═════ RECORDED INFORMATION ═════
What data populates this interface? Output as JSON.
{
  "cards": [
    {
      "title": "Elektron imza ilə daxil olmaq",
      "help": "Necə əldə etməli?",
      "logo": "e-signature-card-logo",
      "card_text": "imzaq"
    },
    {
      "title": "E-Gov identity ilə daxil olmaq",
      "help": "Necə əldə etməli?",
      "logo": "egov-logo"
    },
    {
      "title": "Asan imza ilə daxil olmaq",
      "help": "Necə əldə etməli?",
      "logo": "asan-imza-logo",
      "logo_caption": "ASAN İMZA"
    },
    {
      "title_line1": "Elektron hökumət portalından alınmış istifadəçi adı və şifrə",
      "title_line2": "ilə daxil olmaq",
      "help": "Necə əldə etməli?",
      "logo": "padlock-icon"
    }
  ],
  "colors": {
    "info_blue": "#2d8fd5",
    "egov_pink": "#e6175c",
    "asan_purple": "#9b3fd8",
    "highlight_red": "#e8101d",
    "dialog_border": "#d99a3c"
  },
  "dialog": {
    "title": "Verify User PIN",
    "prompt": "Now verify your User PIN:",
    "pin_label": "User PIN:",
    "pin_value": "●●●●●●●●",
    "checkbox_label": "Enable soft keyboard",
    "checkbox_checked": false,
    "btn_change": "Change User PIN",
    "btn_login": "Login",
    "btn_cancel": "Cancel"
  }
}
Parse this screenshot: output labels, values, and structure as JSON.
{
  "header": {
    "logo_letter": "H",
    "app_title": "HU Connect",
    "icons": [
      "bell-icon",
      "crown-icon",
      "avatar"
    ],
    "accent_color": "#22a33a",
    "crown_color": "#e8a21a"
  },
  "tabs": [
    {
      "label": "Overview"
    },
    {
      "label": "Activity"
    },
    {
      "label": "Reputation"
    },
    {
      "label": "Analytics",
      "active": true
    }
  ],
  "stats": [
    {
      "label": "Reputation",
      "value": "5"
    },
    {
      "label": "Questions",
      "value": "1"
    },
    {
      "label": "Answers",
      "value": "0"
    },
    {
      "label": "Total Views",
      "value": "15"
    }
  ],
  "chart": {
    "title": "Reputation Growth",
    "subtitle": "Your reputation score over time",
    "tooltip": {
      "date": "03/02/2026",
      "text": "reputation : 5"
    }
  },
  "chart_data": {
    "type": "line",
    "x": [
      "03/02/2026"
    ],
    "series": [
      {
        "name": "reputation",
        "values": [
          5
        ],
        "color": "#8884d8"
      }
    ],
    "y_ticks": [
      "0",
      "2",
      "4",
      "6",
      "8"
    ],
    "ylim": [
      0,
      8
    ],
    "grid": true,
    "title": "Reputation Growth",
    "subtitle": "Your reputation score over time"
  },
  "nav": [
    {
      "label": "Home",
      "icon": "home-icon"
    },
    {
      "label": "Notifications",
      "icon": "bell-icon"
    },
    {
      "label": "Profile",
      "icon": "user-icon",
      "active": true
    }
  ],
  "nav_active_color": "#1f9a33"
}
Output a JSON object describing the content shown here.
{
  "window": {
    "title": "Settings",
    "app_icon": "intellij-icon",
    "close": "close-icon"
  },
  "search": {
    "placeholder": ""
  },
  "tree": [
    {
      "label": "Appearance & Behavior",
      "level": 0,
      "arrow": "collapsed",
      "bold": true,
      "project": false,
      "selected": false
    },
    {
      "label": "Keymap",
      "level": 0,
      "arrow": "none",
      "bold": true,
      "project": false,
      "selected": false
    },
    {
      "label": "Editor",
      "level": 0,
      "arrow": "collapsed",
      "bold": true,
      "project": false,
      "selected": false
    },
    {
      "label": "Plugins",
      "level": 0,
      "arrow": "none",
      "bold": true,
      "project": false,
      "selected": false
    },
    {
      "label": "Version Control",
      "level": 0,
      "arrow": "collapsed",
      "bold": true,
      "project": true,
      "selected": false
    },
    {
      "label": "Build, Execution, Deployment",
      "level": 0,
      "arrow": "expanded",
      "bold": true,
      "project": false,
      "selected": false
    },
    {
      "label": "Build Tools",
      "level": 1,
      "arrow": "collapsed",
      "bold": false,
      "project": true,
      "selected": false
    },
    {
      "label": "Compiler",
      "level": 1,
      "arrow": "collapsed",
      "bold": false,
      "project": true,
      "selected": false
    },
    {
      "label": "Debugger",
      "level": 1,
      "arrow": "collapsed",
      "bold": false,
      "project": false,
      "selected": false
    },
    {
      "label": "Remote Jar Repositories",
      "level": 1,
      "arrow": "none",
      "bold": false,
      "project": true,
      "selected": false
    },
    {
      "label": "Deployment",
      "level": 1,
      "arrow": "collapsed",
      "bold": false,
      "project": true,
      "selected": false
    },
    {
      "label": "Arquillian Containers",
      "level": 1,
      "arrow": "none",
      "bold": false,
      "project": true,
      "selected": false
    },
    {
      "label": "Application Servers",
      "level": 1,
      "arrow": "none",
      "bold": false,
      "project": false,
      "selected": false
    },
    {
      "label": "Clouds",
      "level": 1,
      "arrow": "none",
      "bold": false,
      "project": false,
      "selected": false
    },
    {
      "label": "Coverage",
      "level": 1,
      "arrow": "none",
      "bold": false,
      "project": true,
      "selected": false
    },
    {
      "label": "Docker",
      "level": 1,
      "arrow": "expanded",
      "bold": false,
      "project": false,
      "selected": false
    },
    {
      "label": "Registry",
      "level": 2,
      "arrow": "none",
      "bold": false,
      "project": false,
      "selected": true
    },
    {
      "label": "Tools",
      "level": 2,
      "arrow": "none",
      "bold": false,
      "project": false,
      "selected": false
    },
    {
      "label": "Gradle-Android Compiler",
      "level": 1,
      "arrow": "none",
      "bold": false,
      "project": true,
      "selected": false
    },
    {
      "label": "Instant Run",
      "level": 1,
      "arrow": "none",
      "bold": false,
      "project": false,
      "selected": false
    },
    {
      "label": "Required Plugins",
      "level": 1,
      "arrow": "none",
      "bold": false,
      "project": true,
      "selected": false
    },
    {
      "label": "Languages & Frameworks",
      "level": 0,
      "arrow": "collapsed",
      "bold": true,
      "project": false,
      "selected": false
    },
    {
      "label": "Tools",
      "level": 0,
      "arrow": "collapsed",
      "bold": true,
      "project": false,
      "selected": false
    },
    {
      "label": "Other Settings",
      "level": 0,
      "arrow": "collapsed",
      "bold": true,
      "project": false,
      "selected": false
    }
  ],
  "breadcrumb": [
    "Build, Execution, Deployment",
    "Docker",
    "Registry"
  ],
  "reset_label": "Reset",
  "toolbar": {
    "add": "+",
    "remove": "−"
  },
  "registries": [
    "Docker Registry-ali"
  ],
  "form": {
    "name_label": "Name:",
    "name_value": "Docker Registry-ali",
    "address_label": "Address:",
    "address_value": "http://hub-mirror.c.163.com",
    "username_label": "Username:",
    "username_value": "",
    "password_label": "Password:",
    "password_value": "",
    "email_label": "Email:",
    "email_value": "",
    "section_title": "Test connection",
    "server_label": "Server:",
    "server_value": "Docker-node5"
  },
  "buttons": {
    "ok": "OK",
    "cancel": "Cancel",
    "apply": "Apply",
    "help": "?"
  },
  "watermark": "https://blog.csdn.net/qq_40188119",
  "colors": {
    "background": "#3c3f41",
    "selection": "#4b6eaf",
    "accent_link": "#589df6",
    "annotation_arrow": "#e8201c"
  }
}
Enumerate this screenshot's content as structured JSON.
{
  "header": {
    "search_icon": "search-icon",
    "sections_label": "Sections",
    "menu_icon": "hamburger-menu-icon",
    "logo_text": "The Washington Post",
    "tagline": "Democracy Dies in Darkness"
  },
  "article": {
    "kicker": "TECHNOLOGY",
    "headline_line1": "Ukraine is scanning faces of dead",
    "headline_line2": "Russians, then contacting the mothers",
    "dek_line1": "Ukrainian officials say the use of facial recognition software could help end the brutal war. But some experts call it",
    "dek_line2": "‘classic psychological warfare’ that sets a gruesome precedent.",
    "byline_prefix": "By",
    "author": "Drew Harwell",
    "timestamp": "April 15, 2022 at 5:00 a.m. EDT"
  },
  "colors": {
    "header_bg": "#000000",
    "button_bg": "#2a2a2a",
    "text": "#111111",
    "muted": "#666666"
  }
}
═════
### TASK STATEMENT
Show the lines of the data that hold the word "Plugins".

### CORRECT ANSWER
      "label": "Plugins",
      "label": "Required Plugins",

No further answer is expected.